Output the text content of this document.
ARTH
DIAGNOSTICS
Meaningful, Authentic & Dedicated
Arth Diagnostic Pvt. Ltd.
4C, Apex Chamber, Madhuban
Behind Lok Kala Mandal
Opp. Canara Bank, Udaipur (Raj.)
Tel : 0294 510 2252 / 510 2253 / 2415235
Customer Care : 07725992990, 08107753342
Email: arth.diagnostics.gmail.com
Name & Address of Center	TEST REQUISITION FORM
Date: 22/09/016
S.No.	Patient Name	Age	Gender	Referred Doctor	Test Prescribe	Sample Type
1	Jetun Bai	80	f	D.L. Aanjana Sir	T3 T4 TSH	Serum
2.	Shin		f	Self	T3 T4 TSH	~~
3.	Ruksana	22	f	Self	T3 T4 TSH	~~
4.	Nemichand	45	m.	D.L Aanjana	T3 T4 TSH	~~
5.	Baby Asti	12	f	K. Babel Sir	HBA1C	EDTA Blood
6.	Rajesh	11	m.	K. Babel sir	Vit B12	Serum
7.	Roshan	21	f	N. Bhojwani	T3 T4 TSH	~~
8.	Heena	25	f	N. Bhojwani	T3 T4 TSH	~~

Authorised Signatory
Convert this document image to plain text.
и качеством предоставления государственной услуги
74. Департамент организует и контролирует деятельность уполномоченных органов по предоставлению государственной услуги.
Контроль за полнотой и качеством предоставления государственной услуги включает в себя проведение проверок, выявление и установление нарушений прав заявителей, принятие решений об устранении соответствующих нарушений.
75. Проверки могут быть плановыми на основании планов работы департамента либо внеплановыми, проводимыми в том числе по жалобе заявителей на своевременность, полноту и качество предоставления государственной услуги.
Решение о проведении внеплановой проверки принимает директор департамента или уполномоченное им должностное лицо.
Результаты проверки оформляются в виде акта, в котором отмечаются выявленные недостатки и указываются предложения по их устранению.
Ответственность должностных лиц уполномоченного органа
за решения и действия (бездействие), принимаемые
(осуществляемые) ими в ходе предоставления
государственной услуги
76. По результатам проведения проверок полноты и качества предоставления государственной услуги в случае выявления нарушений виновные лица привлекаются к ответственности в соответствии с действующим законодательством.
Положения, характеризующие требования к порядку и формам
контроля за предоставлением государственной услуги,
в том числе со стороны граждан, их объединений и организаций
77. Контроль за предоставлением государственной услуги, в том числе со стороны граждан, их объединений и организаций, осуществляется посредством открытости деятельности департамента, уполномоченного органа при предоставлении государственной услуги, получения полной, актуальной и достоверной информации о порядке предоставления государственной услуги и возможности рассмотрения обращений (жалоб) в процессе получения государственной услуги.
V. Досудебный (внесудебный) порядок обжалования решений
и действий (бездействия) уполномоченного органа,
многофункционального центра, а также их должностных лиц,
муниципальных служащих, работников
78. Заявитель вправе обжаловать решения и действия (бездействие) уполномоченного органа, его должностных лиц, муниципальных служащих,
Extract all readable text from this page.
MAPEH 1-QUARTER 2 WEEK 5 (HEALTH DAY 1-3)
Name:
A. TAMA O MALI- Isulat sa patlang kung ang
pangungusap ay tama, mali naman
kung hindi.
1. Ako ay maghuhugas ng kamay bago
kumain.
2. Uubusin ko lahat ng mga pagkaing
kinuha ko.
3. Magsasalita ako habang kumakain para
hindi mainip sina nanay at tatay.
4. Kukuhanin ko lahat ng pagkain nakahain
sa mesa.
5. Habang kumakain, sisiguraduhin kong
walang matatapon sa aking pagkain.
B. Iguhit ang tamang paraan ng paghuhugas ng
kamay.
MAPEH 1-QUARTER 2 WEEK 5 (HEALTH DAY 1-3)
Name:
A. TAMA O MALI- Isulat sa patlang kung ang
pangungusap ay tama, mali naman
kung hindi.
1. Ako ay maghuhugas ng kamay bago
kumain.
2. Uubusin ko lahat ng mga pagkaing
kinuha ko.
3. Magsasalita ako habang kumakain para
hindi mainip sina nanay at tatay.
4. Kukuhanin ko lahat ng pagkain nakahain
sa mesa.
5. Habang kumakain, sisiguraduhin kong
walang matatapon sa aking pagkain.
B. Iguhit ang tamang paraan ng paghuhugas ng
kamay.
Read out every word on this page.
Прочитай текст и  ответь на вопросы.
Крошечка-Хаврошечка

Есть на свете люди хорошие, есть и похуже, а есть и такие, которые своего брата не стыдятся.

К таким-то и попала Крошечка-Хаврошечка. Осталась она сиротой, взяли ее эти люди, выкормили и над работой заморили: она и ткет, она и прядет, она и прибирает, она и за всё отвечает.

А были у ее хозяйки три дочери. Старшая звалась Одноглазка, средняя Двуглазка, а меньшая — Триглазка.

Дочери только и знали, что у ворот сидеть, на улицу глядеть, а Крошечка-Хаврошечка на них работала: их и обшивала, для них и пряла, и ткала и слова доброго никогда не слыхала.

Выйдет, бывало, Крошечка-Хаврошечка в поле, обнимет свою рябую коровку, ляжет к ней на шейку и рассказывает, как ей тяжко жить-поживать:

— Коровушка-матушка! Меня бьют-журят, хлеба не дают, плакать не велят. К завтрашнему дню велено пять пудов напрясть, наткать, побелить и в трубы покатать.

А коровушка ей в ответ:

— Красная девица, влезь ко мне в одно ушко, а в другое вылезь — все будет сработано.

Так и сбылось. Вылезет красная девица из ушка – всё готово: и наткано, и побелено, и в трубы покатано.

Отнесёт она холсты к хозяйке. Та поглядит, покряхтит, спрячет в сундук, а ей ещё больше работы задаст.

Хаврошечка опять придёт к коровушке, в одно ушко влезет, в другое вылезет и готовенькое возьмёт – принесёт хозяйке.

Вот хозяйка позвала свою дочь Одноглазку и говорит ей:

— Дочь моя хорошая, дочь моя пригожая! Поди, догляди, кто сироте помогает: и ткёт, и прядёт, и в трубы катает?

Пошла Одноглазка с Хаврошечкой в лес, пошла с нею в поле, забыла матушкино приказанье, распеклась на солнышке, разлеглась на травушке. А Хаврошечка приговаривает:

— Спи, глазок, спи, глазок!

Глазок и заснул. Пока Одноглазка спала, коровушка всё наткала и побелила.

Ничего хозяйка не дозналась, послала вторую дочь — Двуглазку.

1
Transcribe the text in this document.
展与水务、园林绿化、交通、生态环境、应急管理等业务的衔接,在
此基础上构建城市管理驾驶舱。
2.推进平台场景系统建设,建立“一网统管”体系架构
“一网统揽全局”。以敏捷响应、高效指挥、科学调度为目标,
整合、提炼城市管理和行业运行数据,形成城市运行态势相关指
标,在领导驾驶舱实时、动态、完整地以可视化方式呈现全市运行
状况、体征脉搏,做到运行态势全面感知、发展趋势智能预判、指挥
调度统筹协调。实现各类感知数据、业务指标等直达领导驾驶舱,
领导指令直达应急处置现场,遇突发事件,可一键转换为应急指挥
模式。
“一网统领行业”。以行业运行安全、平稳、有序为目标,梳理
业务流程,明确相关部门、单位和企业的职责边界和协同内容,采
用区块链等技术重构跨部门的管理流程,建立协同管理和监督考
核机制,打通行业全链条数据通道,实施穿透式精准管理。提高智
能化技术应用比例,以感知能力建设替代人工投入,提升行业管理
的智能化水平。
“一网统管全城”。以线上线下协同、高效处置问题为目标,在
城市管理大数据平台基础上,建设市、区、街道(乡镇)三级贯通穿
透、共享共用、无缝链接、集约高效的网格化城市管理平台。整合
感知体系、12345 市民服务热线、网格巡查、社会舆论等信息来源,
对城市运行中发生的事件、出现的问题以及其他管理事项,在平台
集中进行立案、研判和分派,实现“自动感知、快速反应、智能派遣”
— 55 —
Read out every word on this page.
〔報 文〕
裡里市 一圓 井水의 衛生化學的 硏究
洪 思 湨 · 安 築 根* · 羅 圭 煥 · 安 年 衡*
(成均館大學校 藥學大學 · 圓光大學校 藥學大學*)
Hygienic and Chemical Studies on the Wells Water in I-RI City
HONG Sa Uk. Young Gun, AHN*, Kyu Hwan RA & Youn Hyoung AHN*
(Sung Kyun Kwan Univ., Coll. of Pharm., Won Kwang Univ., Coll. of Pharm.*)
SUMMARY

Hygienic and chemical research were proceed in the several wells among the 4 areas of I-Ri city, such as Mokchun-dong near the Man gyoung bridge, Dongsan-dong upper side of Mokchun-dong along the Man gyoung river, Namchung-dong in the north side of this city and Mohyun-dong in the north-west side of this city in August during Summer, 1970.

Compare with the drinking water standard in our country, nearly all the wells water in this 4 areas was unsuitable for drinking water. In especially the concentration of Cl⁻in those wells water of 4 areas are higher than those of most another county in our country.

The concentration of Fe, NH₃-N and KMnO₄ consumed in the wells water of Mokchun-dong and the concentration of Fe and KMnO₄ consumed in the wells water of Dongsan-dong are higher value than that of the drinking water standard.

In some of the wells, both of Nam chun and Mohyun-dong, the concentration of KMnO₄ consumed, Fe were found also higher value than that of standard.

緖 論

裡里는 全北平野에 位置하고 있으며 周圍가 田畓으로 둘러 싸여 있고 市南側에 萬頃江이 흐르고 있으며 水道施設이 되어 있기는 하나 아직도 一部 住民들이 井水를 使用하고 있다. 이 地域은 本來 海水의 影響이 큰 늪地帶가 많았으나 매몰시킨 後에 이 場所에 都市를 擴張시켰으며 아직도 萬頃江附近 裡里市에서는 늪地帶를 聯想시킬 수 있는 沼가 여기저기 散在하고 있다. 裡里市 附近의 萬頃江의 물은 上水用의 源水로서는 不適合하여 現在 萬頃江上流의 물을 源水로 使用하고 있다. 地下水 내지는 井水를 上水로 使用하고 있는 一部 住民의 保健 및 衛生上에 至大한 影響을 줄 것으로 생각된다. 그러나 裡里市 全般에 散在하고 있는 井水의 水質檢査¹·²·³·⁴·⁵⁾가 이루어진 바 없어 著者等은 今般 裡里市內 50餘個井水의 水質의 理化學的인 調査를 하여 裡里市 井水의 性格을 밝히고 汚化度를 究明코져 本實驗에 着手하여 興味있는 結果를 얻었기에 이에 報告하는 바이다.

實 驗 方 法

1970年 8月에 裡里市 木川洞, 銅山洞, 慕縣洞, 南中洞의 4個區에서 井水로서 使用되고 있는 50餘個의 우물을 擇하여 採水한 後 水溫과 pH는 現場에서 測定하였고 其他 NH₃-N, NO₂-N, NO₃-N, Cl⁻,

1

┄┄┄┄┄┄┄┄┄┄┄┄┄┄┄┄┄┄┄┄

| Task goal |
State only the count of lines above that hold the string "хозяйке".

| Solution to the exercise |
2